GIVEN INSTRUCTION: Pick out the lines below that include the string "Rande".

RAW RECORDS:
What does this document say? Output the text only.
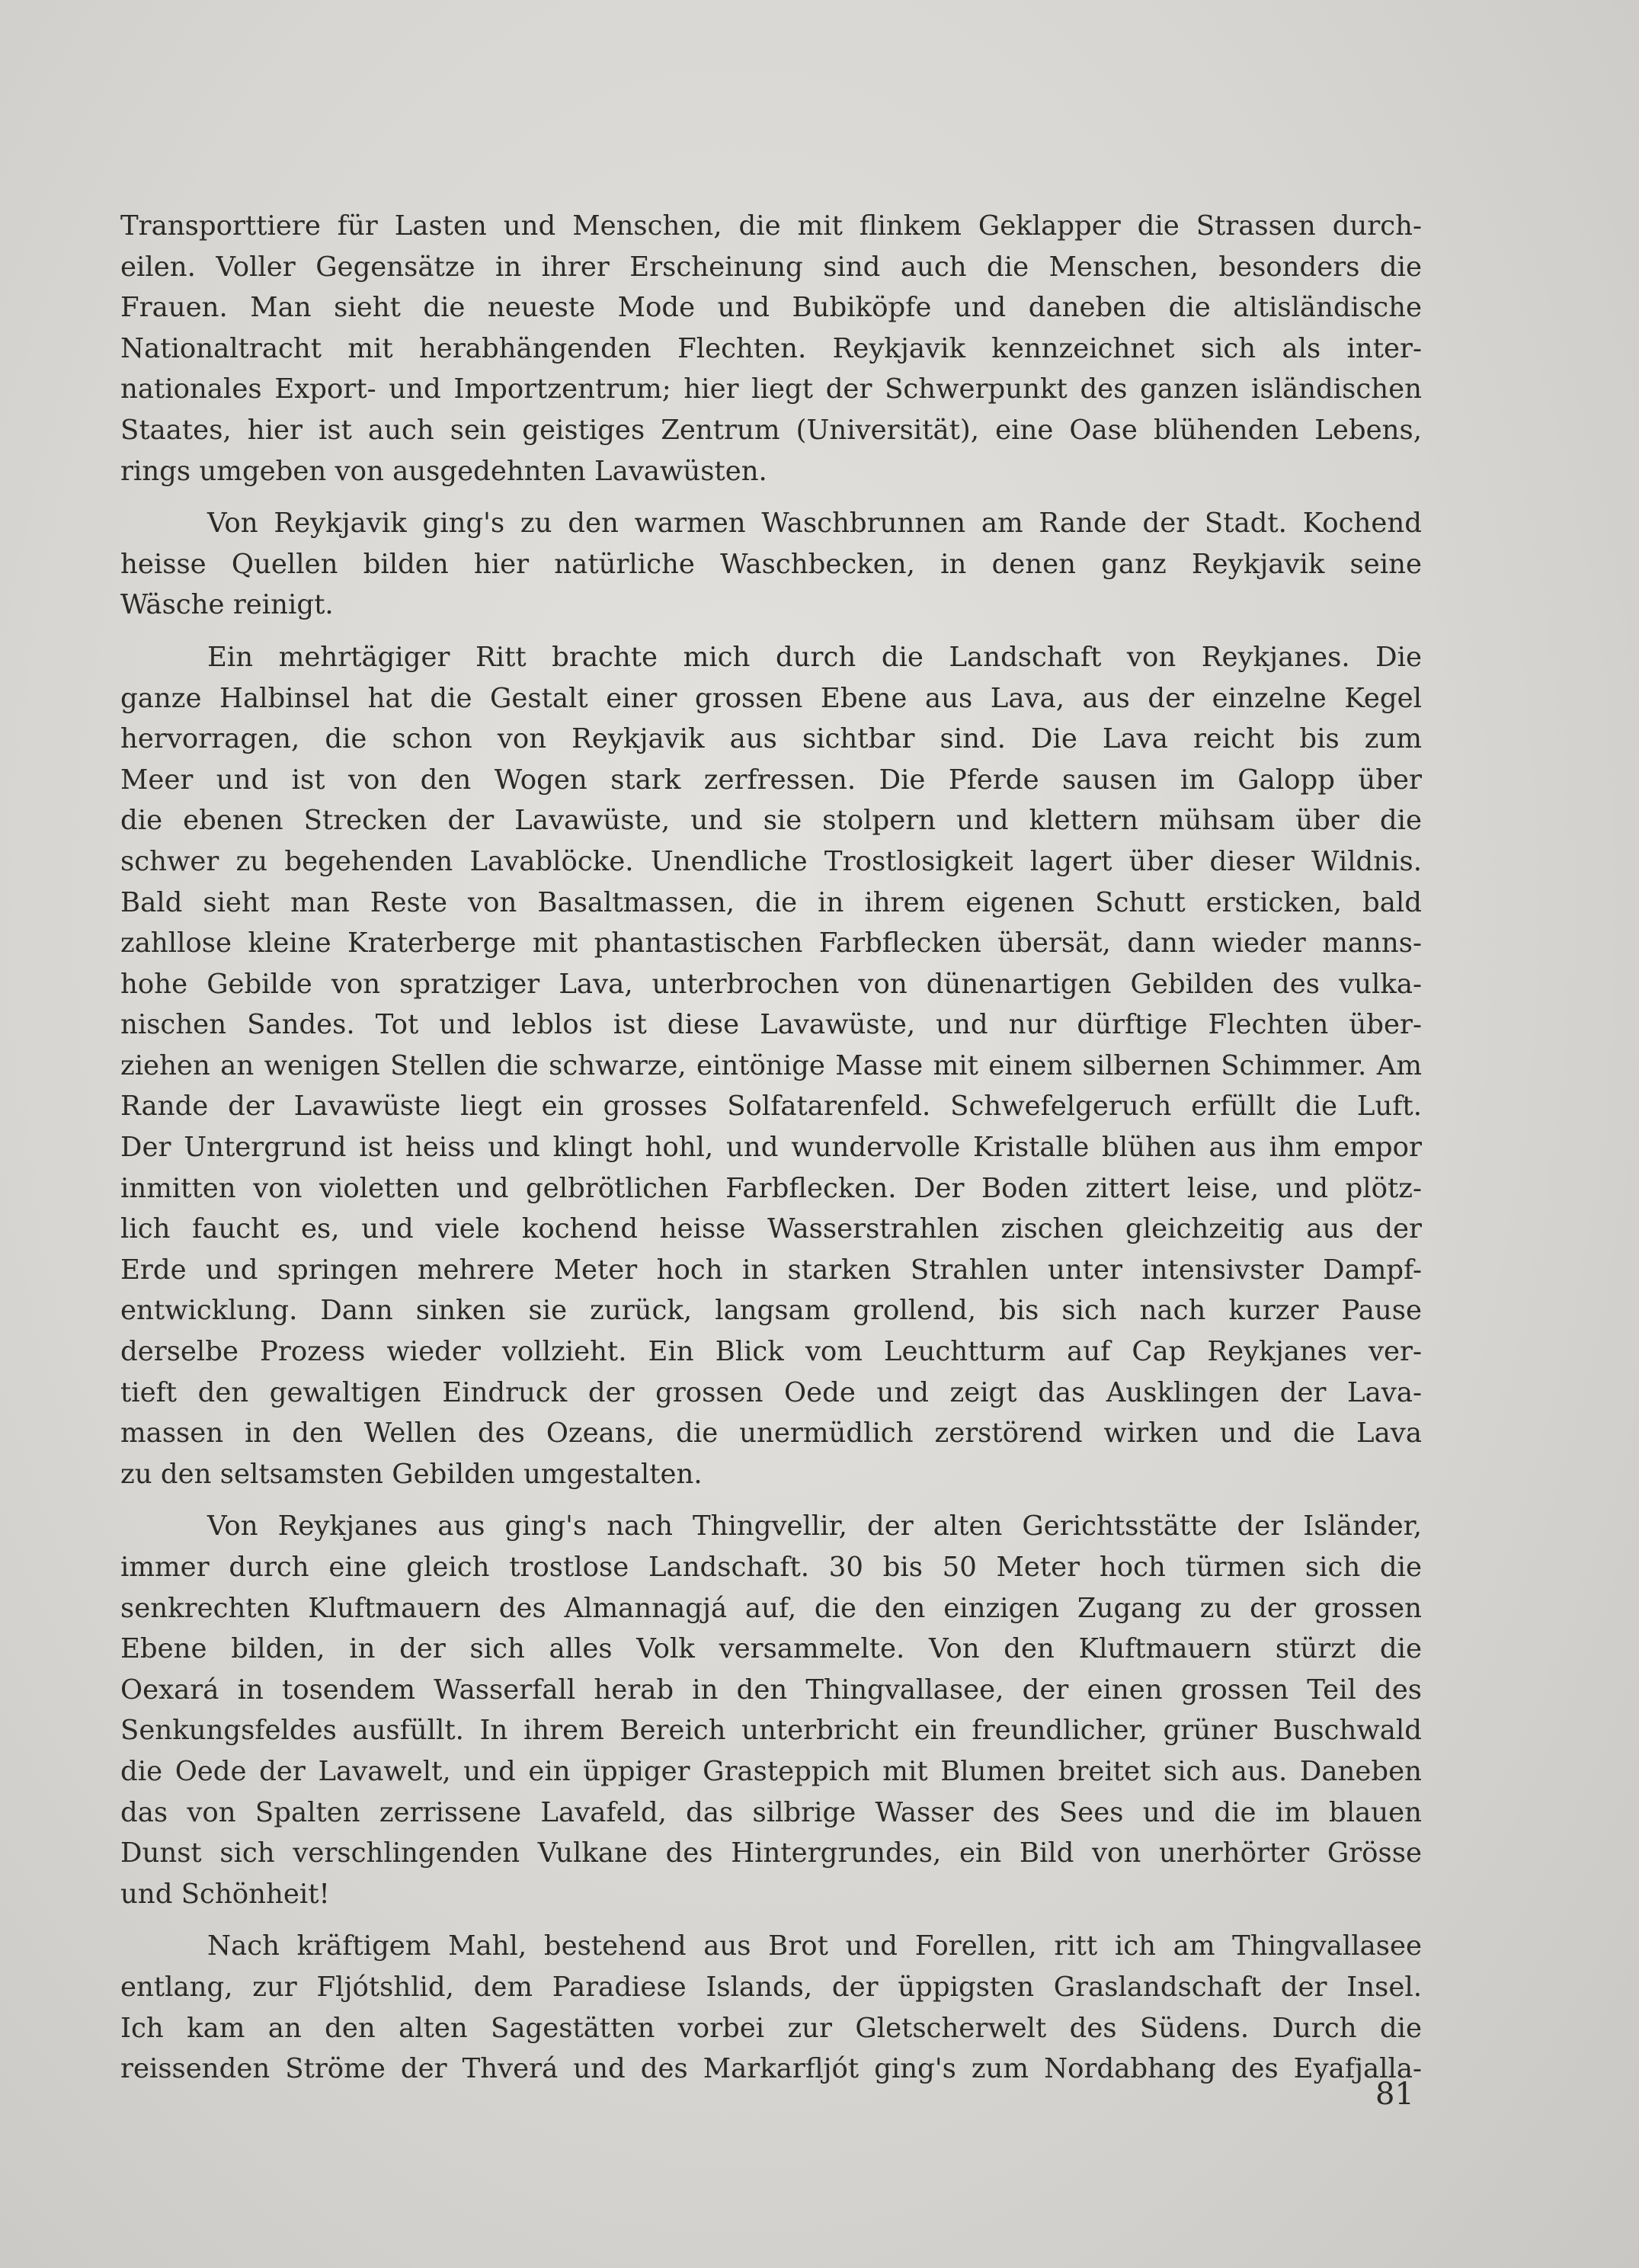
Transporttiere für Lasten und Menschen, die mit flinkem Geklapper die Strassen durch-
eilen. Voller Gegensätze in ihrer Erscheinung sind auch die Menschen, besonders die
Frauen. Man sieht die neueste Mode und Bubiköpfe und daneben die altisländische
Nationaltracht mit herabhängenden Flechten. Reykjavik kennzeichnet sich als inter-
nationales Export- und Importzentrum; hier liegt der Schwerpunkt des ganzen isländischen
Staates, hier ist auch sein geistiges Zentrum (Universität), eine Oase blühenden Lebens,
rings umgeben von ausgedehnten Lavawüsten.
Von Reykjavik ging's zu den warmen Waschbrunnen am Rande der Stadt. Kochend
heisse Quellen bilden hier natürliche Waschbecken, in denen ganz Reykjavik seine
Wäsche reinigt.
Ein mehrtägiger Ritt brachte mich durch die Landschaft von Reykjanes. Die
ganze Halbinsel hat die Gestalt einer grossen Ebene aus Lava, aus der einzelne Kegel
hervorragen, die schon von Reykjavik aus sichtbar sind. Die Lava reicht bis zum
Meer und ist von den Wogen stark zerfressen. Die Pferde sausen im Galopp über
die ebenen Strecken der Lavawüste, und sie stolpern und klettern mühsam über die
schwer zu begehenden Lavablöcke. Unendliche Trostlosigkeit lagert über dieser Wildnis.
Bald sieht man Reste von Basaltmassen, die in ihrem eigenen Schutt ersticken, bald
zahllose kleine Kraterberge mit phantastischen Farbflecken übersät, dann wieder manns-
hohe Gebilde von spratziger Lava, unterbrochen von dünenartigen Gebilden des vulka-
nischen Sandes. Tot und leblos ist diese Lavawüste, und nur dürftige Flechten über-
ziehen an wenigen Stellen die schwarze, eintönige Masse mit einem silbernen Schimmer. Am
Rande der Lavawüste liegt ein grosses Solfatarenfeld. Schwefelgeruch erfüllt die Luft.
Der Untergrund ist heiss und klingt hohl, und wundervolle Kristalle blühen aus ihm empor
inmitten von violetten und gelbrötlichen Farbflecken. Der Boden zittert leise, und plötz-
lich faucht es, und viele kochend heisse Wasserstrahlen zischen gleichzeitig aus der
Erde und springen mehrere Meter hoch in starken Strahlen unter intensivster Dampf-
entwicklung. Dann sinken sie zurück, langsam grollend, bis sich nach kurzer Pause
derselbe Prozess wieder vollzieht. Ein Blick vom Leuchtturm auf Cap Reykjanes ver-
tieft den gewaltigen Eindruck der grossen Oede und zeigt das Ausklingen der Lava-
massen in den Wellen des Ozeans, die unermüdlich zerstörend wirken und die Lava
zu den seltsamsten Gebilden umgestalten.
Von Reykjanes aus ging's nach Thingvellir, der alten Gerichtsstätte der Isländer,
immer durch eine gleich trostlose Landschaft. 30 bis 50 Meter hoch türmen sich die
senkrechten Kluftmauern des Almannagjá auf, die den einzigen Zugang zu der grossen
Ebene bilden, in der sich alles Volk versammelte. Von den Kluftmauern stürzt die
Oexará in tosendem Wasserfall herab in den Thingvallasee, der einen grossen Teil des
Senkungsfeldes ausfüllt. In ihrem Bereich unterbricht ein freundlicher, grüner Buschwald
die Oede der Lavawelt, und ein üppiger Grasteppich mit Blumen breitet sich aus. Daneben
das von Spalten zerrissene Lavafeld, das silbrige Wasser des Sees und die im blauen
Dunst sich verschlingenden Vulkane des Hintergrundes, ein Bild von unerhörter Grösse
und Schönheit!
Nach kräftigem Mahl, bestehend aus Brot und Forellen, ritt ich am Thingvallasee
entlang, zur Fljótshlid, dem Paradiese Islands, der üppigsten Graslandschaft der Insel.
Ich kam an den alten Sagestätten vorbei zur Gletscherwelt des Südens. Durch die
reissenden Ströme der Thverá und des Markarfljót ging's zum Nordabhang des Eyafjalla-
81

RESPONSE:
Von Reykjavik ging's zu den warmen Waschbrunnen am Rande der Stadt. Kochend
Rande der Lavawüste liegt ein grosses Solfatarenfeld. Schwefelgeruch erfüllt die Luft.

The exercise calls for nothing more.